» **WHAT YOU HAVE TO DO**
Repeat the entries that follow verbatim, without any of their pictures.

[Dataset rows about figures]
============

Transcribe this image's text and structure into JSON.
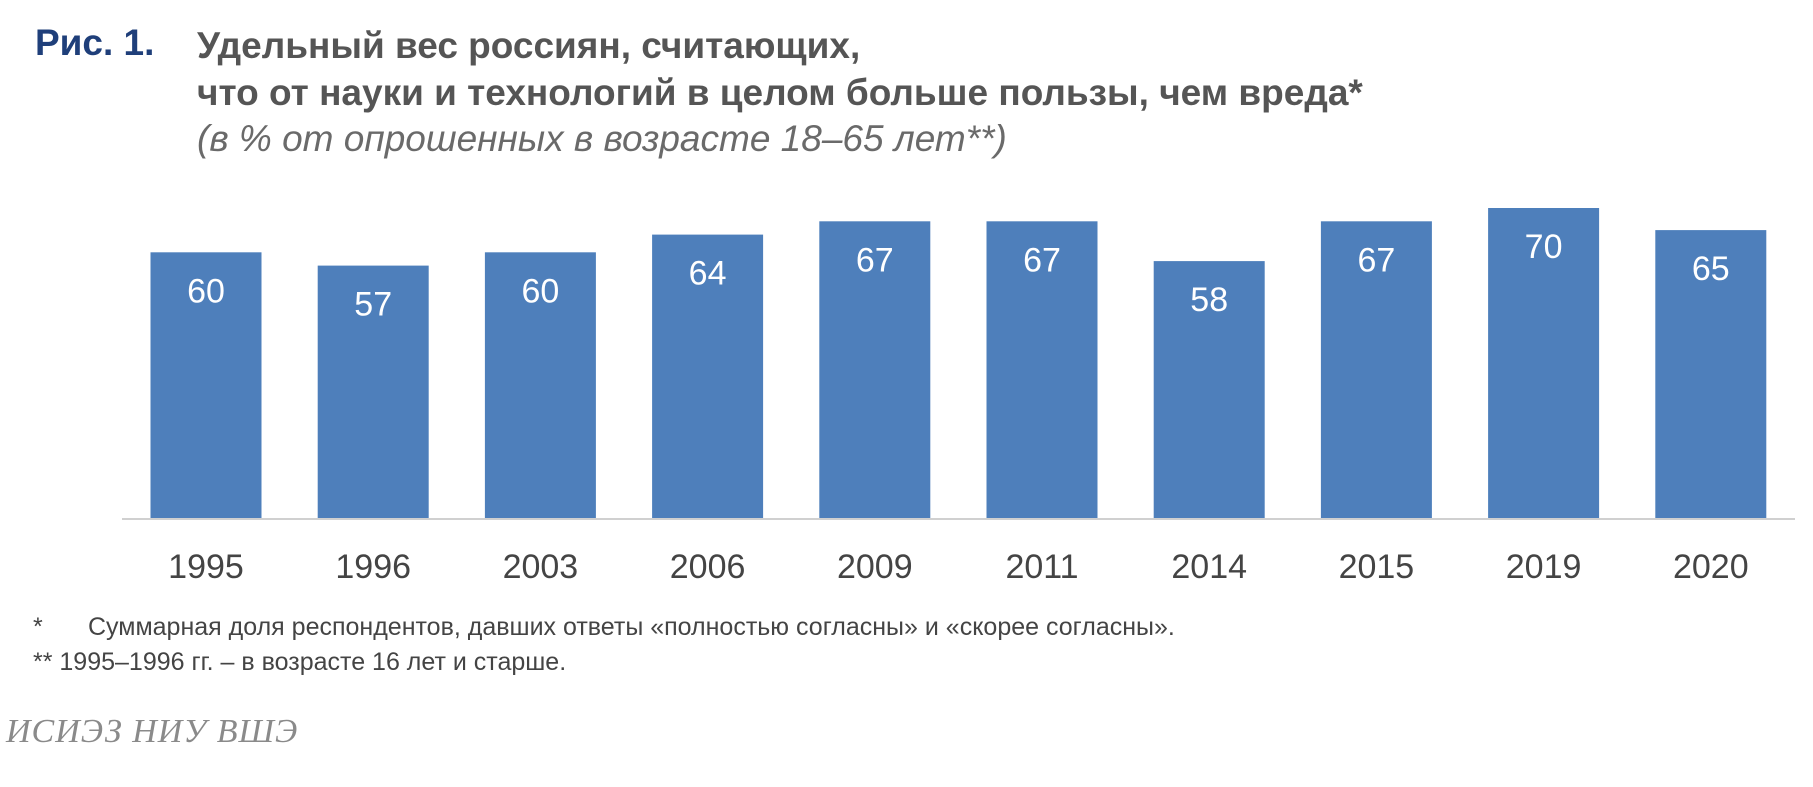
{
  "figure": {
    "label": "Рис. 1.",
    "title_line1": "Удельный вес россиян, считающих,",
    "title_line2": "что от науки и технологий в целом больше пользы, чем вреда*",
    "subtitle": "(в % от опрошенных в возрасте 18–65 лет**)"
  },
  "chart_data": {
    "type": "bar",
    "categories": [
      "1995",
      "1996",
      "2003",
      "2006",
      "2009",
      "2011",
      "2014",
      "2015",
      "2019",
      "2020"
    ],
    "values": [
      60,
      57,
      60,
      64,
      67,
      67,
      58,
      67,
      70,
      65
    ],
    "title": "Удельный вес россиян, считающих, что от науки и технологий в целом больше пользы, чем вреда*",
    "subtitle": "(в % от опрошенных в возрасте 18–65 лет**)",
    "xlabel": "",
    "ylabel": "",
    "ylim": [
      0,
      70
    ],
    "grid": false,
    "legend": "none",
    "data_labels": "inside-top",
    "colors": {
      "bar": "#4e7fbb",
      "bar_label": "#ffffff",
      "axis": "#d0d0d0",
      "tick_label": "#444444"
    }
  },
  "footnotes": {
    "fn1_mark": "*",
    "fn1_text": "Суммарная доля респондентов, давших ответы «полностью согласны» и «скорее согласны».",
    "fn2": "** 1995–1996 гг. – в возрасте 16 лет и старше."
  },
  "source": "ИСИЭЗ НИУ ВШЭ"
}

============

» **RESULT FOR THIS TASK**
Transcribe this image's text and structure into JSON.
{
  "figure": {
    "label": "Рис. 1.",
    "title_line1": "Удельный вес россиян, считающих,",
    "title_line2": "что от науки и технологий в целом больше пользы, чем вреда*",
    "subtitle": "(в % от опрошенных в возрасте 18–65 лет**)"
  },
  "chart_data": {
    "type": "bar",
    "categories": [
      "1995",
      "1996",
      "2003",
      "2006",
      "2009",
      "2011",
      "2014",
      "2015",
      "2019",
      "2020"
    ],
    "values": [
      60,
      57,
      60,
      64,
      67,
      67,
      58,
      67,
      70,
      65
    ],
    "title": "Удельный вес россиян, считающих, что от науки и технологий в целом больше пользы, чем вреда*",
    "subtitle": "(в % от опрошенных в возрасте 18–65 лет**)",
    "xlabel": "",
    "ylabel": "",
    "ylim": [
      0,
      70
    ],
    "grid": false,
    "legend": "none",
    "data_labels": "inside-top",
    "colors": {
      "bar": "#4e7fbb",
      "bar_label": "#ffffff",
      "axis": "#d0d0d0",
      "tick_label": "#444444"
    }
  },
  "footnotes": {
    "fn1_mark": "*",
    "fn1_text": "Суммарная доля респондентов, давших ответы «полностью согласны» и «скорее согласны».",
    "fn2": "** 1995–1996 гг. – в возрасте 16 лет и старше."
  },
  "source": "ИСИЭЗ НИУ ВШЭ"
}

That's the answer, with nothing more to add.